• EXERCISE GOAL:
Identify and pull out each line of the entries in which "climatology" occurs.

BEGIN SUPPLIED ENTRIES

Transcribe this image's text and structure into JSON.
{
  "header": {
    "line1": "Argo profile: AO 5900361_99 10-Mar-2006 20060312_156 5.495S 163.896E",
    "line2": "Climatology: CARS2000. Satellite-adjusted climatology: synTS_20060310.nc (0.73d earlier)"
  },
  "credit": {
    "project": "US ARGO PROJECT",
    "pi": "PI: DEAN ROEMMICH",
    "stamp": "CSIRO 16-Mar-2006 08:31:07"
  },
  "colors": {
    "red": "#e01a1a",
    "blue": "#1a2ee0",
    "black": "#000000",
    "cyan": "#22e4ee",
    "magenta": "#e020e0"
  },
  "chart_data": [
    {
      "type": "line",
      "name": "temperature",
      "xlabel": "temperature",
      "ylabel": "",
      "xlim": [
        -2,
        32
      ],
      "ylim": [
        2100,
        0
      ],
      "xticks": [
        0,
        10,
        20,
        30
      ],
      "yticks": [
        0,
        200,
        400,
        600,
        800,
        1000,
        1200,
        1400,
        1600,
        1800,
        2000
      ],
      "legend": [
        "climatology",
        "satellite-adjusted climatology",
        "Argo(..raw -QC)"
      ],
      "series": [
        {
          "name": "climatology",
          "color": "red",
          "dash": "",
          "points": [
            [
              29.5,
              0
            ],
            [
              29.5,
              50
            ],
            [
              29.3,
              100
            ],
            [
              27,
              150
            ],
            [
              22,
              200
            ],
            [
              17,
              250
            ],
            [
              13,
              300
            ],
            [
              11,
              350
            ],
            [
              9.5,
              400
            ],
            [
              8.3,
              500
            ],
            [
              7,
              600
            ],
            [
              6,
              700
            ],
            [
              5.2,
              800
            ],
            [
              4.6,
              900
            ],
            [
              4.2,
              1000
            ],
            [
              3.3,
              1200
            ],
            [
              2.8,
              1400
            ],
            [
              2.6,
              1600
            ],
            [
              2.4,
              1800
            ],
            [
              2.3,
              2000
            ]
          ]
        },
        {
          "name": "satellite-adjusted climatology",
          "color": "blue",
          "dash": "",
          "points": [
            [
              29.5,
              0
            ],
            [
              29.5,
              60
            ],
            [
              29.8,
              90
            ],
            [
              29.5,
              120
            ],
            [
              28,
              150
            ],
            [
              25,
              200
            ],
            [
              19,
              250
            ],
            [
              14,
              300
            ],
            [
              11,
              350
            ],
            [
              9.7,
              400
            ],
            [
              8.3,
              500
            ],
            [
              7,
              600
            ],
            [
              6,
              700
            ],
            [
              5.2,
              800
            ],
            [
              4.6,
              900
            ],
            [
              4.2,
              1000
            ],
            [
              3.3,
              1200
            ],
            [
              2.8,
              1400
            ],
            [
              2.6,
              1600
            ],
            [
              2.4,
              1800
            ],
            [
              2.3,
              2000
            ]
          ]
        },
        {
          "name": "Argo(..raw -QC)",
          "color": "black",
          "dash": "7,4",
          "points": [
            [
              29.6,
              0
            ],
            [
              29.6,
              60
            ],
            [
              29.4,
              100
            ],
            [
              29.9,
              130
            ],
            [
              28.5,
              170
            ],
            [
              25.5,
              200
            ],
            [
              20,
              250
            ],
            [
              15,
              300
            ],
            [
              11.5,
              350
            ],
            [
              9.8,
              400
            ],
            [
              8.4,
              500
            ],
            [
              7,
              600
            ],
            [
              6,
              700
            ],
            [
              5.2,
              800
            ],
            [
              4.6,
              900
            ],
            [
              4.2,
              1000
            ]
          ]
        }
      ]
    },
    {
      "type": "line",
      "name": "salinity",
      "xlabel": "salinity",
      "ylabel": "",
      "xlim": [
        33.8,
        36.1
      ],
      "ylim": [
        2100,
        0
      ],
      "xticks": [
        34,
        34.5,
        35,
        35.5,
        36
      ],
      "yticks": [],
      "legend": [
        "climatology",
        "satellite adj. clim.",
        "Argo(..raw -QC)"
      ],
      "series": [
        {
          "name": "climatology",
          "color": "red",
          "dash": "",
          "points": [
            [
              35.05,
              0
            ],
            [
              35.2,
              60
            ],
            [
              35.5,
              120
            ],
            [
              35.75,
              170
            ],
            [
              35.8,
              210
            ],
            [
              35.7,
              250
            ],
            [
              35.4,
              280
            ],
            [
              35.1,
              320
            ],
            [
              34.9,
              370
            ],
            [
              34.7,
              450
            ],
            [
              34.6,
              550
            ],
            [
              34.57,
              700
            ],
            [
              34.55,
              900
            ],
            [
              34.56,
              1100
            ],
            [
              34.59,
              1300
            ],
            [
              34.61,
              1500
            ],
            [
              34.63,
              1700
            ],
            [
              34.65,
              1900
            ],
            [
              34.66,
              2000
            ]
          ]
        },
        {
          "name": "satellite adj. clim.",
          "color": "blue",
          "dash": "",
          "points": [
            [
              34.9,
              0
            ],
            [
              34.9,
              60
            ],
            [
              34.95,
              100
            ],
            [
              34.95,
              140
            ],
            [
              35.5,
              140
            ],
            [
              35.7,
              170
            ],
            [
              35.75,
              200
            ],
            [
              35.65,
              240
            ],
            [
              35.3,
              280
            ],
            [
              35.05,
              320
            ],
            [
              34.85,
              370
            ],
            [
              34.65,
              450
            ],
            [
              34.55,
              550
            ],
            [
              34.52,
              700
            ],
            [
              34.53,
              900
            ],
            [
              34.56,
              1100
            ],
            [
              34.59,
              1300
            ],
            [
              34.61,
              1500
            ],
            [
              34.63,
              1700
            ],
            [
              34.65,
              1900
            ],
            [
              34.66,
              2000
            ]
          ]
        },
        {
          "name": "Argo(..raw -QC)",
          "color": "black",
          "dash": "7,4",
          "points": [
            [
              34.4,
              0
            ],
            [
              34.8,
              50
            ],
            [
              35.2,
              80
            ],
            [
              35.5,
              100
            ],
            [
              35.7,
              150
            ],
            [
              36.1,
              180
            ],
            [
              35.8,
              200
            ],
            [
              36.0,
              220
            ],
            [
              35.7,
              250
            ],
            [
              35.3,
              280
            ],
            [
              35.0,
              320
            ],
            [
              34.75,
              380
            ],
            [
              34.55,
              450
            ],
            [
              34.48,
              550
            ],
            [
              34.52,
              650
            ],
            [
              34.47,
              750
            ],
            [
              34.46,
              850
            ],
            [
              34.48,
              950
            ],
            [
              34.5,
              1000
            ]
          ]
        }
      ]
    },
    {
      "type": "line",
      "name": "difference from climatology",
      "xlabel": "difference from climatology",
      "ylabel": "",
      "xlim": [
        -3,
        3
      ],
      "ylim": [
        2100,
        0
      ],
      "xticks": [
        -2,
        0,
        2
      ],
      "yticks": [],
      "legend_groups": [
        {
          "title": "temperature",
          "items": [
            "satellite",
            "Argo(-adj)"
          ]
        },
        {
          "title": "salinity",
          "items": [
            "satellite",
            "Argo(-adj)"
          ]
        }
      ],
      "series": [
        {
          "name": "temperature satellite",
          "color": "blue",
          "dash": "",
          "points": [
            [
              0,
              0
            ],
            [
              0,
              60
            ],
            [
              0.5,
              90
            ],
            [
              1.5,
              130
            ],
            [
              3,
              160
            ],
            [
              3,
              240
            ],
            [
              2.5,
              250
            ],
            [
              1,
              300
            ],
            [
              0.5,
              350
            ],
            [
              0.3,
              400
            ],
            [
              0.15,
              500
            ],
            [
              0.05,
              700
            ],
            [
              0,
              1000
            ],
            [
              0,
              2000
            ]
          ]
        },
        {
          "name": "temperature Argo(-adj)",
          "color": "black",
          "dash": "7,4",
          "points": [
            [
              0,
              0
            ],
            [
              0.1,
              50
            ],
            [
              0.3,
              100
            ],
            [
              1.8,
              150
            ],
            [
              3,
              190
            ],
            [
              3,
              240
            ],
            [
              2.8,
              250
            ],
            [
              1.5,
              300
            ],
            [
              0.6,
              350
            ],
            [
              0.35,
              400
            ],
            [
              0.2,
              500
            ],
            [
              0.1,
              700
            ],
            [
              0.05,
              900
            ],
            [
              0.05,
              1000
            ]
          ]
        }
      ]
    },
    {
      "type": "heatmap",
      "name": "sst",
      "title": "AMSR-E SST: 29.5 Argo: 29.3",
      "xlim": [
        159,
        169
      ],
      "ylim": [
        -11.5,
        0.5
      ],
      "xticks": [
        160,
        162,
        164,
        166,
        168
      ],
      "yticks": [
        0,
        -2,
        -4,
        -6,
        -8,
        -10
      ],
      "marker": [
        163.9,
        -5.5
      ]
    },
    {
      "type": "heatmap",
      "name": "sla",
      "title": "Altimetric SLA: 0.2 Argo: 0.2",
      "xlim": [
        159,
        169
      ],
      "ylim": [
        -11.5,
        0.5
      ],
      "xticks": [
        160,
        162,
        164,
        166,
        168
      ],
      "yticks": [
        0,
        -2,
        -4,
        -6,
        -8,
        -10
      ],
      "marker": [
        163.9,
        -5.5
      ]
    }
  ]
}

END SUPPLIED ENTRIES

• FINISHED TASK:
    "line2": "Climatology: CARS2000. Satellite-adjusted climatology: synTS_20060310.nc (0.73d earlier)"
        "climatology",
        "satellite-adjusted climatology",
          "name": "climatology",
          "name": "satellite-adjusted climatology",
        "climatology",
          "name": "climatology",
      "name": "difference from climatology",
      "xlabel": "difference from climatology",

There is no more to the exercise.